Written problem. Note how many lines hold the string "просто" and give that number without any other words.

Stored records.
============================================================
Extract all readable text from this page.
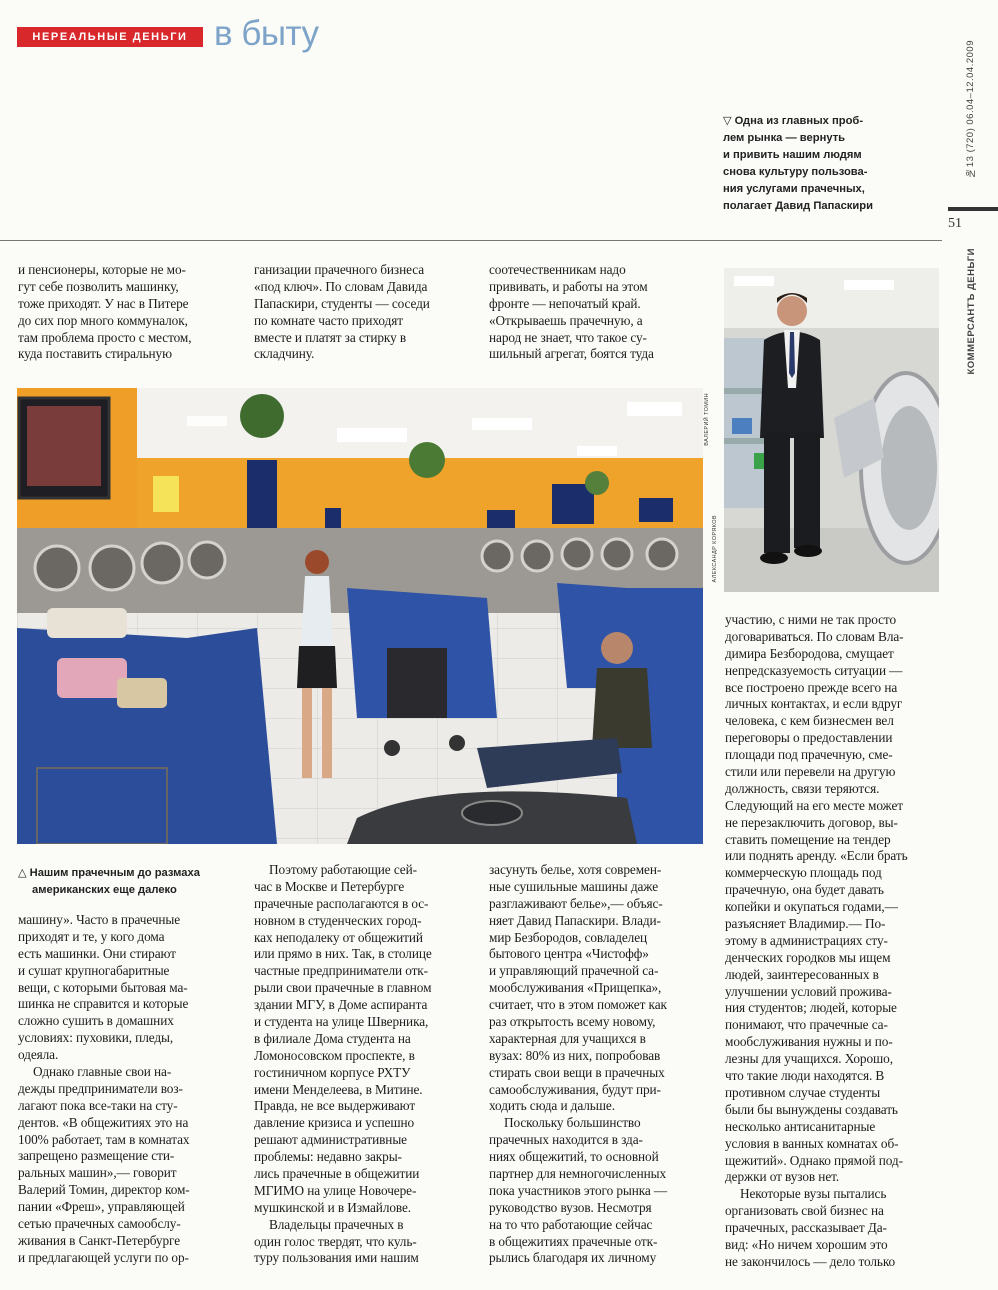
НЕРЕАЛЬНЫЕ ДЕНЬГИ в быту
▽ Одна из главных проб-
лем рынка — вернуть
и привить нашим людям
снова культуру пользова-
ния услугами прачечных,
полагает Давид Папаскири
№13 (720) 06.04–12.04.2009
51
КОММЕРСАНТЪ ДЕНЬГИ
и пенсионеры, которые не мо-
гут себе позволить машинку,
тоже приходят. У нас в Питере
до сих пор много коммуналок,
там проблема просто с местом,
куда поставить стиральную
ганизации прачечного бизнеса
«под ключ». По словам Давида
Папаскири, студенты — соседи
по комнате часто приходят
вместе и платят за стирку в
складчину.
соотечественникам надо
прививать, и работы на этом
фронте — непочатый край.
«Открываешь прачечную, а
народ не знает, что такое су-
шильный агрегат, боятся туда
АЛЕКСАНДР КОРЯКОВ
ВАЛЕРИЙ ТОМИН
△ Нашим прачечным до размаха
американских еще далеко
машину». Часто в прачечные
приходят и те, у кого дома
есть машинки. Они стирают
и сушат крупногабаритные
вещи, с которыми бытовая ма-
шинка не справится и которые
сложно сушить в домашних
условиях: пуховики, пледы,
одеяла.
Однако главные свои на-
дежды предприниматели воз-
лагают пока все-таки на сту-
дентов. «В общежитиях это на
100% работает, там в комнатах
запрещено размещение сти-
ральных машин»,— говорит
Валерий Томин, директор ком-
пании «Фреш», управляющей
сетью прачечных самообслу-
живания в Санкт-Петербурге
и предлагающей услуги по ор-
Поэтому работающие сей-
час в Москве и Петербурге
прачечные располагаются в ос-
новном в студенческих город-
ках неподалеку от общежитий
или прямо в них. Так, в столице
частные предприниматели отк-
рыли свои прачечные в главном
здании МГУ, в Доме аспиранта
и студента на улице Шверника,
в филиале Дома студента на
Ломоносовском проспекте, в
гостиничном корпусе РХТУ
имени Менделеева, в Митине.
Правда, не все выдерживают
давление кризиса и успешно
решают административные
проблемы: недавно закры-
лись прачечные в общежитии
МГИМО на улице Новочере-
мушкинской и в Измайлове.
Владельцы прачечных в
один голос твердят, что куль-
туру пользования ими нашим
засунуть белье, хотя современ-
ные сушильные машины даже
разглаживают белье»,— объяс-
няет Давид Папаскири. Влади-
мир Безбородов, совладелец
бытового центра «Чистофф»
и управляющий прачечной са-
мообслуживания «Прищепка»,
считает, что в этом поможет как
раз открытость всему новому,
характерная для учащихся в
вузах: 80% из них, попробовав
стирать свои вещи в прачечных
самообслуживания, будут при-
ходить сюда и дальше.
Поскольку большинство
прачечных находится в зда-
ниях общежитий, то основной
партнер для немногочисленных
пока участников этого рынка —
руководство вузов. Несмотря
на то что работающие сейчас
в общежитиях прачечные отк-
рылись благодаря их личному
участию, с ними не так просто
договариваться. По словам Вла-
димира Безбородова, смущает
непредсказуемость ситуации —
все построено прежде всего на
личных контактах, и если вдруг
человека, с кем бизнесмен вел
переговоры о предоставлении
площади под прачечную, сме-
стили или перевели на другую
должность, связи теряются.
Следующий на его месте может
не перезаключить договор, вы-
ставить помещение на тендер
или поднять аренду. «Если брать
коммерческую площадь под
прачечную, она будет давать
копейки и окупаться годами,—
разъясняет Владимир.— По-
этому в администрациях сту-
денческих городков мы ищем
людей, заинтересованных в
улучшении условий прожива-
ния студентов; людей, которые
понимают, что прачечные са-
мообслуживания нужны и по-
лезны для учащихся. Хорошо,
что такие люди находятся. В
противном случае студенты
были бы вынуждены создавать
несколько антисанитарные
условия в ванных комнатах об-
щежитий». Однако прямой под-
держки от вузов нет.
Некоторые вузы пытались
организовать свой бизнес на
прачечных, рассказывает Да-
вид: «Но ничем хорошим это
не закончилось — дело только
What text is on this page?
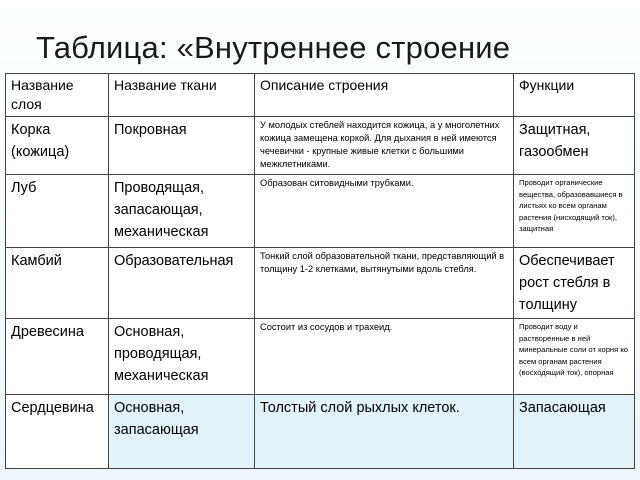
Таблица: «Внутреннее строение
Название слоя	Название ткани	Описание строения	Функции
Корка (кожица)	Покровная	У молодых стеблей находится кожица, а у многолетних кожица замещена коркой. Для дыхания в ней имеются чечевички - крупные живые клетки с большими межклетниками.	Защитная, газообмен
Луб	Проводящая, запасающая, механическая	Образован ситовидными трубками.	Проводит органические вещества, образовавшиеся в листьях ко всем органам растения (нисходящий ток), защитная
Камбий	Образовательная	Тонкий слой образовательной ткани, представляющий в толщину 1-2 клетками, вытянутыми вдоль стебля.	Обеспечивает рост стебля в толщину
Древесина	Основная, проводящая, механическая	Состоит из сосудов и трахеид.	Проводит воду и растворенные в ней минеральные соли от корня ко всем органам растения (восходящий ток), опорная
Сердцевина	Основная, запасающая	Толстый слой рыхлых клеток.	Запасающая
============================================================
Answer to the problem. 2